DO THIS:
Locate each line holding the string "text" and copy it.

TASK MATERIAL:
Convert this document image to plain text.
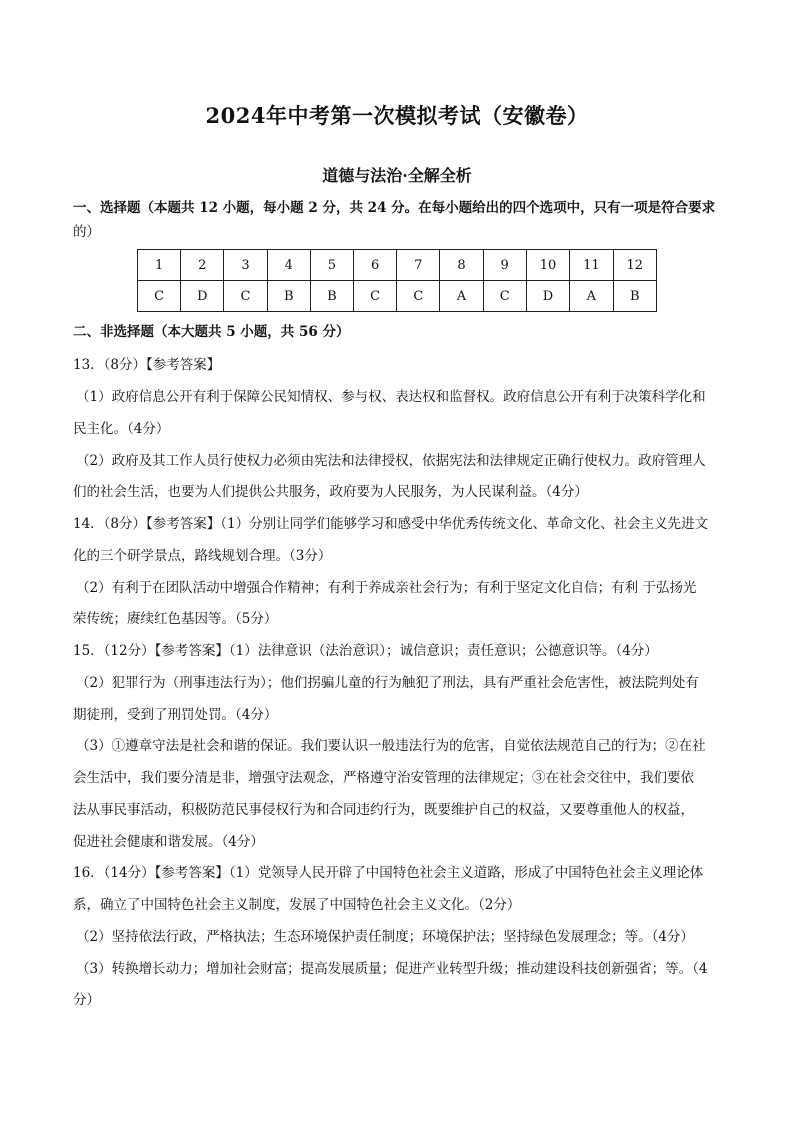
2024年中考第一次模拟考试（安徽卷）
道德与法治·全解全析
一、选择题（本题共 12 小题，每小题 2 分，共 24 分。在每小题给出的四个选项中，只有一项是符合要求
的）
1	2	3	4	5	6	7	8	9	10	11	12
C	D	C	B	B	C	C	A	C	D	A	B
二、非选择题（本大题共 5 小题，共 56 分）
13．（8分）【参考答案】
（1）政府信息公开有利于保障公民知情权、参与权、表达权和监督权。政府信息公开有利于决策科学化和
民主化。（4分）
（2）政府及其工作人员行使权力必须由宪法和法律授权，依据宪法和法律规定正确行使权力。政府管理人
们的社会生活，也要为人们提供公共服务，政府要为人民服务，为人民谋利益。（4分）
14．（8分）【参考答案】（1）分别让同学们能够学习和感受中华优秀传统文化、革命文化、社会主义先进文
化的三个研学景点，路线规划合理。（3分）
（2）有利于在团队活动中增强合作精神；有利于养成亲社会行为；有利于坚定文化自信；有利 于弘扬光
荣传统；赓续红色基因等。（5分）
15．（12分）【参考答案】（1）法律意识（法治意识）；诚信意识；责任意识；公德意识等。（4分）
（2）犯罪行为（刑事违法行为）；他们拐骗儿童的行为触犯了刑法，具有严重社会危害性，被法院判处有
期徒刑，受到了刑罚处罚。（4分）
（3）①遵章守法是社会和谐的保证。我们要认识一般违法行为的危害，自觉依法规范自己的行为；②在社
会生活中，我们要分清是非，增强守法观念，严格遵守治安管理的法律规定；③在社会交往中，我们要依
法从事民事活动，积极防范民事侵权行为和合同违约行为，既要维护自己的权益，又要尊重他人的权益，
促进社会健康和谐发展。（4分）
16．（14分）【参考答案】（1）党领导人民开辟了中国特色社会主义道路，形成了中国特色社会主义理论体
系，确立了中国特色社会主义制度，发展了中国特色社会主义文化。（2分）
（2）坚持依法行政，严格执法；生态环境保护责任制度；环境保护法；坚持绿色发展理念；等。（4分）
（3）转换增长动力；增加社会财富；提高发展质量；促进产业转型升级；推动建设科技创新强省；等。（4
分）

---

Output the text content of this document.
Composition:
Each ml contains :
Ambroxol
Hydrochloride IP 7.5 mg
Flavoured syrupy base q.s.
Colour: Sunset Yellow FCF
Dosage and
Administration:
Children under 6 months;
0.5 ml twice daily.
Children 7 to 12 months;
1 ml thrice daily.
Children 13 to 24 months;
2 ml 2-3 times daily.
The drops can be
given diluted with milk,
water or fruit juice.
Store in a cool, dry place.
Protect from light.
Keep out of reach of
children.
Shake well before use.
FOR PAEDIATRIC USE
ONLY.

FINISHED TASK:
Convert this document image to plain text.
Output the text content of this document.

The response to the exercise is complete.